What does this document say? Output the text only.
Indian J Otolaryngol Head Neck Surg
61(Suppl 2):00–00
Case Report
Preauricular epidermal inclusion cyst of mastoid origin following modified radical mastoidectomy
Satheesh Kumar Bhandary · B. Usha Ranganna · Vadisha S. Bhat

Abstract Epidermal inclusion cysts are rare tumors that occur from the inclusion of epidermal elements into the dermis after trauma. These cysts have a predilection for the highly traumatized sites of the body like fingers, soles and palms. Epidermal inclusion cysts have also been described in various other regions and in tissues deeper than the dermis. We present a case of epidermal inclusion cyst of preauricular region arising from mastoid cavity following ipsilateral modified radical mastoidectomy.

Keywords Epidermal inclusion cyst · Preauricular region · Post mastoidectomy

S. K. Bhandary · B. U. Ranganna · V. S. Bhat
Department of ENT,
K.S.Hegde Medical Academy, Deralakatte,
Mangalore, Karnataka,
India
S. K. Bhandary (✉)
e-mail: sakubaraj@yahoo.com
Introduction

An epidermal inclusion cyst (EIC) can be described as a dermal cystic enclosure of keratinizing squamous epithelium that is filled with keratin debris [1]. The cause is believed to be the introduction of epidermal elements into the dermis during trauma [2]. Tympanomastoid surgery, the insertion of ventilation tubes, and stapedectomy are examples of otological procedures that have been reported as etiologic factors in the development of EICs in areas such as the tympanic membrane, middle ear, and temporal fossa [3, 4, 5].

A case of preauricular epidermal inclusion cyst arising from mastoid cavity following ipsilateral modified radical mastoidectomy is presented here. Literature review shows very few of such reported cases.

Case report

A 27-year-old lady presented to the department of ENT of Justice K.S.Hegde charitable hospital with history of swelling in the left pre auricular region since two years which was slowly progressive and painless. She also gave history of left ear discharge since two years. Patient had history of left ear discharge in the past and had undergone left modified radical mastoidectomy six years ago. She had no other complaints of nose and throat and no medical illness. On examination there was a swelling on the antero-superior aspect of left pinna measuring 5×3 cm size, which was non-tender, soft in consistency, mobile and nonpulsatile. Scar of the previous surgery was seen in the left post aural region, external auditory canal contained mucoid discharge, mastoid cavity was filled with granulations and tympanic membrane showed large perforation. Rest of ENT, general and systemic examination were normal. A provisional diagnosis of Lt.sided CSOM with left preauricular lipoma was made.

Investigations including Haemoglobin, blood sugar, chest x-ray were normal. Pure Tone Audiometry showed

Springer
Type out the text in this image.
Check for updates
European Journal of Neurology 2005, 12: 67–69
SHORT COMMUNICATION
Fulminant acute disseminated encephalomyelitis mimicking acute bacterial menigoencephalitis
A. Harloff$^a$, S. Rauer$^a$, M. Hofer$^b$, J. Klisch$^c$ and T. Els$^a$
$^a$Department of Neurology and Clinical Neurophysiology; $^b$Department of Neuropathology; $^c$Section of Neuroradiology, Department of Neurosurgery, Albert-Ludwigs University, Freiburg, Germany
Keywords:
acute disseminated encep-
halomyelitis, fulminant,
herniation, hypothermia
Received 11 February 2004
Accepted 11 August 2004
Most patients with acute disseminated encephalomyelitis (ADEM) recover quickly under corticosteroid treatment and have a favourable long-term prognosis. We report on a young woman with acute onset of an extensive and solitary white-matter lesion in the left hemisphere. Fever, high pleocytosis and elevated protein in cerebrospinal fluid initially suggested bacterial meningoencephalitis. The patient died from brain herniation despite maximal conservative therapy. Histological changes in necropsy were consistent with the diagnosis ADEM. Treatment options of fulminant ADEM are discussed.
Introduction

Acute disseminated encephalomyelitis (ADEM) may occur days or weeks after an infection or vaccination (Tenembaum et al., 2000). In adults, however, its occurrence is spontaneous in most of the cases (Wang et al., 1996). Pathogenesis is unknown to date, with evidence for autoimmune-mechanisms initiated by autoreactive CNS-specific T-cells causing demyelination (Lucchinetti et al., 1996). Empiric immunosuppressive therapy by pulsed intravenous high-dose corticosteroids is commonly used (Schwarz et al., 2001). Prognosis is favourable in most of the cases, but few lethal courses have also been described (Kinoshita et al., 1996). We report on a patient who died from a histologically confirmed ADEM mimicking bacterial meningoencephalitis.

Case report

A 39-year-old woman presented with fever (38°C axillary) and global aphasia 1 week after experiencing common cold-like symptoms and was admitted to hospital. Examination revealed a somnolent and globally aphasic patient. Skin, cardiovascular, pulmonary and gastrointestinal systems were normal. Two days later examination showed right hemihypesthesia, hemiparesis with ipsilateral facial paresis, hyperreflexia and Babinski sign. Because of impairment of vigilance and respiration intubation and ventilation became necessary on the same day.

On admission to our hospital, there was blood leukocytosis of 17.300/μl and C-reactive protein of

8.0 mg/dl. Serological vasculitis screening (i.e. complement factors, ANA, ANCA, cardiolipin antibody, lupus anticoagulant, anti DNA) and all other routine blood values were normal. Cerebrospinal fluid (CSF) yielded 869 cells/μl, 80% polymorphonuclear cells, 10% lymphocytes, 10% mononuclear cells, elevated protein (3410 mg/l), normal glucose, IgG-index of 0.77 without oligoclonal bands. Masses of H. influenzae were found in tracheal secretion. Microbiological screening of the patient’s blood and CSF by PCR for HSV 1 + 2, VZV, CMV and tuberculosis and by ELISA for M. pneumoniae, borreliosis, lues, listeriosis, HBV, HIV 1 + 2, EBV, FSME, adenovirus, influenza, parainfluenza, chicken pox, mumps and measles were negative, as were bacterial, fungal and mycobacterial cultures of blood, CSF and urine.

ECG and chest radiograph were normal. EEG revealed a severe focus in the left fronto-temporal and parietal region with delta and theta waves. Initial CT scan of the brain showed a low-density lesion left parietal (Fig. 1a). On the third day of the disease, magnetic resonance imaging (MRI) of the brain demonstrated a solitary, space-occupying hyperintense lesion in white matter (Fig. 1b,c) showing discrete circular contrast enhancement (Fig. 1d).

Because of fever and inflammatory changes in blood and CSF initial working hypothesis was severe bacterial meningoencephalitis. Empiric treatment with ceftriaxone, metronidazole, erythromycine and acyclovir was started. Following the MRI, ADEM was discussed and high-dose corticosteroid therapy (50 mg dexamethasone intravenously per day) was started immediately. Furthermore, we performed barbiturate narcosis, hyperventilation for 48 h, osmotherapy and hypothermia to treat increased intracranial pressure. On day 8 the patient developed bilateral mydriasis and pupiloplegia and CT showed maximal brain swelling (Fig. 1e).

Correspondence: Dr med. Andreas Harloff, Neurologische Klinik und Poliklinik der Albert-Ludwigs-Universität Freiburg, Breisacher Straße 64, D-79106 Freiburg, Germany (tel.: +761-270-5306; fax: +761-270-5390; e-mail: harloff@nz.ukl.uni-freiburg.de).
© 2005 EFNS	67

##############################

### REQUIREMENT:
The expected answer is a copy of each line above containing "that".

### WRITTEN SOLUTION:
Abstract Epidermal inclusion cysts are rare tumors that occur from the inclusion of epidermal elements into the dermis after trauma. These cysts have a predilection for the highly traumatized sites of the body like fingers, soles and palms. Epidermal inclusion cysts have also been described in various other regions and in tissues deeper than the dermis. We present a case of epidermal inclusion cyst of preauricular region arising from mastoid cavity following ipsilateral modified radical mastoidectomy.
An epidermal inclusion cyst (EIC) can be described as a dermal cystic enclosure of keratinizing squamous epithelium that is filled with keratin debris [1]. The cause is believed to be the introduction of epidermal elements into the dermis during trauma [2]. Tympanomastoid surgery, the insertion of ventilation tubes, and stapedectomy are examples of otological procedures that have been reported as etiologic factors in the development of EICs in areas such as the tympanic membrane, middle ear, and temporal fossa [3, 4, 5].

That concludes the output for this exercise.